◆ Aim of the task: Copy all of the material below exactly.

[Stored data]
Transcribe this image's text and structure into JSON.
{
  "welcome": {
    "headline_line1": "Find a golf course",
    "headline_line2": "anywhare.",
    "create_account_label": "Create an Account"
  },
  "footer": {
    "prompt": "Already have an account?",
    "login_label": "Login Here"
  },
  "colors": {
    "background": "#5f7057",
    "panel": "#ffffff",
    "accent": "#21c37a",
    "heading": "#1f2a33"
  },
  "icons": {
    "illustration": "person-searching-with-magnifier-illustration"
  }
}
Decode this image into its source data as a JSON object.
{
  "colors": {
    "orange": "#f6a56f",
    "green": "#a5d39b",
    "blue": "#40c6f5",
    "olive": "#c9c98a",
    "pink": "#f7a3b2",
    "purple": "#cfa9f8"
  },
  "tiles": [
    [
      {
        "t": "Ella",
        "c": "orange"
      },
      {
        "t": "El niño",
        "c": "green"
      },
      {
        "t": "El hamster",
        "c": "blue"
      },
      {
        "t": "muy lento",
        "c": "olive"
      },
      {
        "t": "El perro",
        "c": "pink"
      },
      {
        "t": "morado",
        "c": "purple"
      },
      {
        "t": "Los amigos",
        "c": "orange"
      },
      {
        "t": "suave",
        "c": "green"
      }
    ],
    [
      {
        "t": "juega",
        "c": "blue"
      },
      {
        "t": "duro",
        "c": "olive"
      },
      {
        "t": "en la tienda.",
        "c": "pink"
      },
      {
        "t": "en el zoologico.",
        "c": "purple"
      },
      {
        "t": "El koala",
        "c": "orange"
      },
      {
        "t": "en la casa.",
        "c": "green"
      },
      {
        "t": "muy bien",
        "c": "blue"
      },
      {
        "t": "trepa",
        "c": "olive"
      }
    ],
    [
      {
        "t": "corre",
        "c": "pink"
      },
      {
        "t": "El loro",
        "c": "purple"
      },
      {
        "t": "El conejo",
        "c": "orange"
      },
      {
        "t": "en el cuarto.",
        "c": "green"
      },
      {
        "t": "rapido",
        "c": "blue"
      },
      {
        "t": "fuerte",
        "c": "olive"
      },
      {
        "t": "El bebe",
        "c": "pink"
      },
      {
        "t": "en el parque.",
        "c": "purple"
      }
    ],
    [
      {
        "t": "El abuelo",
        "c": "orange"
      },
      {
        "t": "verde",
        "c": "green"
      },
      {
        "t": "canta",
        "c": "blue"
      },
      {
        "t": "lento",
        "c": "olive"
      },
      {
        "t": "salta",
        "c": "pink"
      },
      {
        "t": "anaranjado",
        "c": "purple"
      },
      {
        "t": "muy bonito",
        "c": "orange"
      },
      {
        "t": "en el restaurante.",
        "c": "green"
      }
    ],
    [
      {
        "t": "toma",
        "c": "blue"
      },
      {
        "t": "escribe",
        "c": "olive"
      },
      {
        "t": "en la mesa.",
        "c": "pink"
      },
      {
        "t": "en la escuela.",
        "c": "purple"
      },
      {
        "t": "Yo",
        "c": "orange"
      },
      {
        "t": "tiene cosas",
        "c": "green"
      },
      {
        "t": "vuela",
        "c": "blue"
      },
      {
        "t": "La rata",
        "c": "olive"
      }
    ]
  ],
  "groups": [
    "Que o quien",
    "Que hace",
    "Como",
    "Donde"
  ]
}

◆ The answer:
Transcribe this image's text and structure into JSON.
{
  "welcome": {
    "headline_line1": "Find a golf course",
    "headline_line2": "anywhare.",
    "create_account_label": "Create an Account"
  },
  "footer": {
    "prompt": "Already have an account?",
    "login_label": "Login Here"
  },
  "colors": {
    "background": "#5f7057",
    "panel": "#ffffff",
    "accent": "#21c37a",
    "heading": "#1f2a33"
  },
  "icons": {
    "illustration": "person-searching-with-magnifier-illustration"
  }
}
Decode this image into its source data as a JSON object.
{
  "colors": {
    "orange": "#f6a56f",
    "green": "#a5d39b",
    "blue": "#40c6f5",
    "olive": "#c9c98a",
    "pink": "#f7a3b2",
    "purple": "#cfa9f8"
  },
  "tiles": [
    [
      {
        "t": "Ella",
        "c": "orange"
      },
      {
        "t": "El niño",
        "c": "green"
      },
      {
        "t": "El hamster",
        "c": "blue"
      },
      {
        "t": "muy lento",
        "c": "olive"
      },
      {
        "t": "El perro",
        "c": "pink"
      },
      {
        "t": "morado",
        "c": "purple"
      },
      {
        "t": "Los amigos",
        "c": "orange"
      },
      {
        "t": "suave",
        "c": "green"
      }
    ],
    [
      {
        "t": "juega",
        "c": "blue"
      },
      {
        "t": "duro",
        "c": "olive"
      },
      {
        "t": "en la tienda.",
        "c": "pink"
      },
      {
        "t": "en el zoologico.",
        "c": "purple"
      },
      {
        "t": "El koala",
        "c": "orange"
      },
      {
        "t": "en la casa.",
        "c": "green"
      },
      {
        "t": "muy bien",
        "c": "blue"
      },
      {
        "t": "trepa",
        "c": "olive"
      }
    ],
    [
      {
        "t": "corre",
        "c": "pink"
      },
      {
        "t": "El loro",
        "c": "purple"
      },
      {
        "t": "El conejo",
        "c": "orange"
      },
      {
        "t": "en el cuarto.",
        "c": "green"
      },
      {
        "t": "rapido",
        "c": "blue"
      },
      {
        "t": "fuerte",
        "c": "olive"
      },
      {
        "t": "El bebe",
        "c": "pink"
      },
      {
        "t": "en el parque.",
        "c": "purple"
      }
    ],
    [
      {
        "t": "El abuelo",
        "c": "orange"
      },
      {
        "t": "verde",
        "c": "green"
      },
      {
        "t": "canta",
        "c": "blue"
      },
      {
        "t": "lento",
        "c": "olive"
      },
      {
        "t": "salta",
        "c": "pink"
      },
      {
        "t": "anaranjado",
        "c": "purple"
      },
      {
        "t": "muy bonito",
        "c": "orange"
      },
      {
        "t": "en el restaurante.",
        "c": "green"
      }
    ],
    [
      {
        "t": "toma",
        "c": "blue"
      },
      {
        "t": "escribe",
        "c": "olive"
      },
      {
        "t": "en la mesa.",
        "c": "pink"
      },
      {
        "t": "en la escuela.",
        "c": "purple"
      },
      {
        "t": "Yo",
        "c": "orange"
      },
      {
        "t": "tiene cosas",
        "c": "green"
      },
      {
        "t": "vuela",
        "c": "blue"
      },
      {
        "t": "La rata",
        "c": "olive"
      }
    ]
  ],
  "groups": [
    "Que o quien",
    "Que hace",
    "Como",
    "Donde"
  ]
}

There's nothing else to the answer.